[START OF Data to process]

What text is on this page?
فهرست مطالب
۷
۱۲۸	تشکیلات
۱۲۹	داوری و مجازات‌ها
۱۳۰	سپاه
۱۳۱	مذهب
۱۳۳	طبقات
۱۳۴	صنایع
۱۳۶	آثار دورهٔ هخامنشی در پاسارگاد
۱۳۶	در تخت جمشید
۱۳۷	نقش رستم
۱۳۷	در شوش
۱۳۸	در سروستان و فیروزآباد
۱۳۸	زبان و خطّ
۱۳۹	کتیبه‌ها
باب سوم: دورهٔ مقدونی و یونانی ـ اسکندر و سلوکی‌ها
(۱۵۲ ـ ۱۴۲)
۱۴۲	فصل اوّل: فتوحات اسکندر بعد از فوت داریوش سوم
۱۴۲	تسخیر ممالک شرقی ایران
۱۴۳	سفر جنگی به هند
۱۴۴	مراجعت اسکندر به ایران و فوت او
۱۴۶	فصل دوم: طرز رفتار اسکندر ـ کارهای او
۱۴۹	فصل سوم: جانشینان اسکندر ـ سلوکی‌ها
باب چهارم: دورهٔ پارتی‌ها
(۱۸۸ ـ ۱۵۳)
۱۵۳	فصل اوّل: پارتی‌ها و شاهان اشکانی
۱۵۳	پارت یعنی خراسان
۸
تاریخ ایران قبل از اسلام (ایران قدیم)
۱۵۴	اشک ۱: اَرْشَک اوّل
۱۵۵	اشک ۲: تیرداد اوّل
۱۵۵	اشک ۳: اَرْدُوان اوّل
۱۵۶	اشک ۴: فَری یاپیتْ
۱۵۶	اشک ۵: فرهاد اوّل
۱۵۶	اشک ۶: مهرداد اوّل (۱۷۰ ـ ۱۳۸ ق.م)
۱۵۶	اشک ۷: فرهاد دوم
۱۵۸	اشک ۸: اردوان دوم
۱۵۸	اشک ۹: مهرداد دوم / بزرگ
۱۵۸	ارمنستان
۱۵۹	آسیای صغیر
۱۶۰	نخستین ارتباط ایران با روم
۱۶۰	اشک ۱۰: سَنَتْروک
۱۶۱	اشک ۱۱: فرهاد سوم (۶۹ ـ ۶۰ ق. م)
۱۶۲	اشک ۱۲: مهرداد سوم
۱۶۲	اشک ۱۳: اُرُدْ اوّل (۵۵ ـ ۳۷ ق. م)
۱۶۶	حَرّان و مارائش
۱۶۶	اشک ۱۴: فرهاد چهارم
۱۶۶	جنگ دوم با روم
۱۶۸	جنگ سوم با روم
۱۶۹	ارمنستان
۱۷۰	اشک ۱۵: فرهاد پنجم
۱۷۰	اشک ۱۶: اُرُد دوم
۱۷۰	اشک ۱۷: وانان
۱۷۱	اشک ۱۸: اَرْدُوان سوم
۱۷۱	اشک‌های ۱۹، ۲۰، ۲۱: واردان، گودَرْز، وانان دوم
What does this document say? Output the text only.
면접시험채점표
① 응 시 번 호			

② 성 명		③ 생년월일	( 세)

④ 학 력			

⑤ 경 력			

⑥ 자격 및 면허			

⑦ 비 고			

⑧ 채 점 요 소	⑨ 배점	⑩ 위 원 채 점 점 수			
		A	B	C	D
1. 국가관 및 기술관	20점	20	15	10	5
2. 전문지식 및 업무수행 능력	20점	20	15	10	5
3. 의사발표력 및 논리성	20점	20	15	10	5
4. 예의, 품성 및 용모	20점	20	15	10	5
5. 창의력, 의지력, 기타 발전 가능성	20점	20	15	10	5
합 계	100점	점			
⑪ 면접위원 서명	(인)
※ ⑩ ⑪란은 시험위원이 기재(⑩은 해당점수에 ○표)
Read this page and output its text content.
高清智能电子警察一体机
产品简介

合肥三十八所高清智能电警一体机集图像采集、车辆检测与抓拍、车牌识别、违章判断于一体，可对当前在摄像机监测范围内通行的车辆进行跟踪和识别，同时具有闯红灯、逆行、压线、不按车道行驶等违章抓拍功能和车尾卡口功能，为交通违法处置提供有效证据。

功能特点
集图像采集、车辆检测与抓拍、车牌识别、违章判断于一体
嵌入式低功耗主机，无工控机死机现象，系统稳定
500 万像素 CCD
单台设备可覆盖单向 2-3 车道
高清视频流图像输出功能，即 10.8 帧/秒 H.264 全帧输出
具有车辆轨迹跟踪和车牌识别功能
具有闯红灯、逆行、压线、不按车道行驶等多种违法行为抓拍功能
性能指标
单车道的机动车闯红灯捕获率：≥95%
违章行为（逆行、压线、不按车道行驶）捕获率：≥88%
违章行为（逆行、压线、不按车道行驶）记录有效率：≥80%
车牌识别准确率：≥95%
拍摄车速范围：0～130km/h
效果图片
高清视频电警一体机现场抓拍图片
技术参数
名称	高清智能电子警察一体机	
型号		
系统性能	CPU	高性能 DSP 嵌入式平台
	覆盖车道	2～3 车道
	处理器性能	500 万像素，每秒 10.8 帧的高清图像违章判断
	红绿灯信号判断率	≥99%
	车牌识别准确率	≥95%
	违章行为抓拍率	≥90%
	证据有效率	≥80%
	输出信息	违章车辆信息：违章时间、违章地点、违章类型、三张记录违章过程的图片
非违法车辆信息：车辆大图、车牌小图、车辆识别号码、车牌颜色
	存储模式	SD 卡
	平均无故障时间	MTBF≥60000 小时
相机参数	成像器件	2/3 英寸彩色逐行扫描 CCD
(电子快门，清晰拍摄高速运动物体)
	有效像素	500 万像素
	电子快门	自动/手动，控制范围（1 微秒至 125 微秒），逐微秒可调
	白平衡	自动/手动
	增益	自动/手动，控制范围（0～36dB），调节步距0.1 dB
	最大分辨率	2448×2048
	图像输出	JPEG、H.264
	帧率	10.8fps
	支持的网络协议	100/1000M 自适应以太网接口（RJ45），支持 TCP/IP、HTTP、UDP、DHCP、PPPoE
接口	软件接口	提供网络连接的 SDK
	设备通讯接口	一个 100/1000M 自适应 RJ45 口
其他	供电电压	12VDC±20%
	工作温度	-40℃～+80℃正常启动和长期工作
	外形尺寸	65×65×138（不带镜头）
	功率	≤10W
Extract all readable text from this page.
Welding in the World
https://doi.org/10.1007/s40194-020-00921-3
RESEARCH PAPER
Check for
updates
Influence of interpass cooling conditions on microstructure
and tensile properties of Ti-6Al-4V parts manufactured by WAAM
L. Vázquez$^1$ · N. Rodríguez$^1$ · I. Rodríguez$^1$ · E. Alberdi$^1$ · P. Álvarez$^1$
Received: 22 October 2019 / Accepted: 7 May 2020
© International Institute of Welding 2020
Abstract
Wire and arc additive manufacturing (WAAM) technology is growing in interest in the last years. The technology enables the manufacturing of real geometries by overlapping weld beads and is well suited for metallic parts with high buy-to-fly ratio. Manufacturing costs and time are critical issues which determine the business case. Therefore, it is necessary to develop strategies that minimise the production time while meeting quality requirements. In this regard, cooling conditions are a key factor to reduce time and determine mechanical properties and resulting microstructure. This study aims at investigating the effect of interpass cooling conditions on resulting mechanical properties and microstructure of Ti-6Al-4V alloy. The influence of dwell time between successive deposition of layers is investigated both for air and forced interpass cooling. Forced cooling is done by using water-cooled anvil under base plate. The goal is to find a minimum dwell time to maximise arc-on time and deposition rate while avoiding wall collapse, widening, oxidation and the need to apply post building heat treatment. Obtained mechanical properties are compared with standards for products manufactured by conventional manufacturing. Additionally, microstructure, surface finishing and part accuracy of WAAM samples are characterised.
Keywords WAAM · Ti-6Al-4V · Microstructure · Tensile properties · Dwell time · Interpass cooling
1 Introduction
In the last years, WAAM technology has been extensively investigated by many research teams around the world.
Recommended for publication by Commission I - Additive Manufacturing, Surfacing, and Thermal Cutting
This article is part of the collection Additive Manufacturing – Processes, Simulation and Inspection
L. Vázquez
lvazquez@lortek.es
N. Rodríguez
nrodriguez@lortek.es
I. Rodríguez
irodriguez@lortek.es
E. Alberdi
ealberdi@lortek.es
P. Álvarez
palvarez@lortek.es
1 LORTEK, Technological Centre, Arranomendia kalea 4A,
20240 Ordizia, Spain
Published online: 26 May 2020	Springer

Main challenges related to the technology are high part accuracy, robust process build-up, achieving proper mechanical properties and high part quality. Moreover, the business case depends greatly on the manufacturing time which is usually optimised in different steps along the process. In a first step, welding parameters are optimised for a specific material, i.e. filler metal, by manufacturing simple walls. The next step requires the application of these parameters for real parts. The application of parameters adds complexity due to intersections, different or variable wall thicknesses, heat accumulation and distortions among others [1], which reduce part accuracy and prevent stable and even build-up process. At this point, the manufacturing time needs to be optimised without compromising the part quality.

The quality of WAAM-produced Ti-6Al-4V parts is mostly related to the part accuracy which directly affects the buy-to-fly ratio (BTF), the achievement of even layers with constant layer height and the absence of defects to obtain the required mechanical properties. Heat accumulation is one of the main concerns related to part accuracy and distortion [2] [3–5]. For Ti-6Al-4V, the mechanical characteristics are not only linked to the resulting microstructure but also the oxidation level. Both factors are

[END OF Data to process]

State the number of lines in the preceding entries that include the word "only". Provide nothing else.

2